# PASSAGE TO READ:

───

Each of which is documented in the extensive PUDL documentation ... EXCEPT FOR entity types "N" and "[blank]".

What are these types? I have also not found the definition for "N" or "blank" on the EIA 860 form documentation. Where do these come from? Also, how can "blank" be an entity type??

Bug Severity

How badly is this bug affecting you?

To Reproduce

In the PUDL SQLite you input the query: SELECT DISTINCT entity_type FROM utilities_eia860 ORDER BY entity_type

OR click on this link to PUDL

OR click this link to PUDL

Expected behavior

What is entity_type = "N"? What is entity_type = "[blank]"? I need a definition for both of these in order to correctly group entities for my project

Software Environment?

Suggestion

I would suggest adding an entity_types_eia table to the PUDL database and adding documentation for the entity_type "N". Even though the entity type "[blank]" appears to have zero observations in the table, it's still there and should be eliminated, defined, or subsumed into "O" for "Other".

[^1]: note: if there is a primary key, please point me towards it!! I have not found it in the documentation and was not necessarily expecting it because it does not appear to exist in the EIA 860 source tables)

zaneselvans commented 2 years ago

Hi there, thanks for using PUDL!

There is a primary key in the utilities_eia860 table, which you can see if you look at the SQL at the bottom of the main page for that table, but maybe that's not the table you're thinking of? This table creation statement should exist and explicitly name the PK for every table though.

───

# ENTRIES:
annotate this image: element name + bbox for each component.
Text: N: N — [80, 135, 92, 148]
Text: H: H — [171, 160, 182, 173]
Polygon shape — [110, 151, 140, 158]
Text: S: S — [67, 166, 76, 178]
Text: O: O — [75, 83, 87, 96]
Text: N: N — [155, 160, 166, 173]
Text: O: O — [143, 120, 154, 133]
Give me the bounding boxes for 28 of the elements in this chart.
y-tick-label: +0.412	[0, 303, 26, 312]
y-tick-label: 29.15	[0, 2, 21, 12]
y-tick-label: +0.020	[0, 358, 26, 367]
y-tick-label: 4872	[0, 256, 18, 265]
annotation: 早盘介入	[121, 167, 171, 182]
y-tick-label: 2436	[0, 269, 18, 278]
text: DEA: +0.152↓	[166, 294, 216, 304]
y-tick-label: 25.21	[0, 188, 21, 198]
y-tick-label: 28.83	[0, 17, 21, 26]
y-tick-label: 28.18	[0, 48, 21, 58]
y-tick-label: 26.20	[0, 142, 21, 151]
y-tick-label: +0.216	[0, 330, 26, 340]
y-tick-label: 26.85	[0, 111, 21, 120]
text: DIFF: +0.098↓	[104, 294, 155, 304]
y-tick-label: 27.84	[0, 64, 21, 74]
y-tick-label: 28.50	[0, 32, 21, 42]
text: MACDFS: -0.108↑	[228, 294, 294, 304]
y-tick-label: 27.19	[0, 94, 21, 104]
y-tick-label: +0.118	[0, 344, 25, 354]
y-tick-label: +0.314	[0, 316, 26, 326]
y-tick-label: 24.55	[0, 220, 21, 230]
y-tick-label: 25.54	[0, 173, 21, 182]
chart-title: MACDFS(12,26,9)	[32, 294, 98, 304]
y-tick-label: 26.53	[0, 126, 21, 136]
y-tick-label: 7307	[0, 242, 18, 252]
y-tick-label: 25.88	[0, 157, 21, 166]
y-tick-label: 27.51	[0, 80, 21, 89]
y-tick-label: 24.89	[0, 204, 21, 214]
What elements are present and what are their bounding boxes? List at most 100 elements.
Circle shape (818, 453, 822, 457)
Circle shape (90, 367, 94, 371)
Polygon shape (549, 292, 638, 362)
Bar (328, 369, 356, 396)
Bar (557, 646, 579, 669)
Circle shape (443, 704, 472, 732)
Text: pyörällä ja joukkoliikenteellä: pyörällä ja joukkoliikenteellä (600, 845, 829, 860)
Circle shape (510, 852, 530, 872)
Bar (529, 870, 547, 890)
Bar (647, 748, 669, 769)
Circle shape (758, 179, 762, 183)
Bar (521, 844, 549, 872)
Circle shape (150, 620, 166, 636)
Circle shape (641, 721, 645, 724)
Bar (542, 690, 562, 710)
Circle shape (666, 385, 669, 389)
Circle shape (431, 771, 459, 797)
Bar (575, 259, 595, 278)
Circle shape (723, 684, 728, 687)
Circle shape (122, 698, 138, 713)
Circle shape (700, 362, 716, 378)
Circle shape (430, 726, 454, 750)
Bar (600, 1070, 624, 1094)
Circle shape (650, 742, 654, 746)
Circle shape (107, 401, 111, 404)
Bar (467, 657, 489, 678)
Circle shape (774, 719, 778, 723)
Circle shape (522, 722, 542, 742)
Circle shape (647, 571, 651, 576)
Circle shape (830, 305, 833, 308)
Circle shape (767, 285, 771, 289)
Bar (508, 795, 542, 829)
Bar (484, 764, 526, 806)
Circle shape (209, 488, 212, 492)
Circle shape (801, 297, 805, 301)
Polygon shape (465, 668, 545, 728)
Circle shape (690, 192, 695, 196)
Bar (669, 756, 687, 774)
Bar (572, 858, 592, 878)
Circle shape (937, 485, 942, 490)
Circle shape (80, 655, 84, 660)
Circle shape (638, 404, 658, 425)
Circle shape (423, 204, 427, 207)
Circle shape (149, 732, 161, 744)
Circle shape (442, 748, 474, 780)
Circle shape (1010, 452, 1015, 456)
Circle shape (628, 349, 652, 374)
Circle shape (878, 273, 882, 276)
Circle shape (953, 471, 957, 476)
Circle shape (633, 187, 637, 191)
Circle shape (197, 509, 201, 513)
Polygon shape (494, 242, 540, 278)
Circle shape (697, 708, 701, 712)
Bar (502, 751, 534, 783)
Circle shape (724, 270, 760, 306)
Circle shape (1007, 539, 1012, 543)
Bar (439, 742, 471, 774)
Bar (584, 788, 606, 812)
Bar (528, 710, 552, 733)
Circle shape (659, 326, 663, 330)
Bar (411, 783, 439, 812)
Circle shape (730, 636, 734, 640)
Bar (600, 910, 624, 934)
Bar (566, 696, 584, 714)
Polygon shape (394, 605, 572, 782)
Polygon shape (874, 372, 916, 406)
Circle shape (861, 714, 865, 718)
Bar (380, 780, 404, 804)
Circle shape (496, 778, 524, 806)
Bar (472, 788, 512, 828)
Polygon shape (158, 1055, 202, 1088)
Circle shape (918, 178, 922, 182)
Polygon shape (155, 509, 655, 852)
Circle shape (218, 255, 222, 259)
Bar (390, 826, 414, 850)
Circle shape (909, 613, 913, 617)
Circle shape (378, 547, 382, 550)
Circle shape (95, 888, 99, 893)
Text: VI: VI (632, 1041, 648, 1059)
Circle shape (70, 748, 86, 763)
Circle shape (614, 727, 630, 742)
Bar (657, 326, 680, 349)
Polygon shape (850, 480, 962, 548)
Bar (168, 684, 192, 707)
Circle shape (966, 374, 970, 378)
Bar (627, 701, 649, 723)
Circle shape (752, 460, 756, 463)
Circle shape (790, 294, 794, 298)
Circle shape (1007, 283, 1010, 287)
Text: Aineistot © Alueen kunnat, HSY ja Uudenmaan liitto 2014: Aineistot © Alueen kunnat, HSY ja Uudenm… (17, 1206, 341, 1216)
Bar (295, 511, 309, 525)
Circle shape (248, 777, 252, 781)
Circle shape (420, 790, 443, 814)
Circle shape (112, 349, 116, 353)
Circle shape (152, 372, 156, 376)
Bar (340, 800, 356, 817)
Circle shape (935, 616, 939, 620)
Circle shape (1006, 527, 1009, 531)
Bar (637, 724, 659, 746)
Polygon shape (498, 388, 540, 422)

───

# OBJECTIVE:
Please write out the PUDL issue from "What are these" to "an entity type??". The data was taken from a separate source.

# FINISHED EXERCISE:
What are these types? I have also not found the definition for "N" or "blank" on the EIA 860 form documentation. Where do these come from? Also, how can "blank" be an entity type??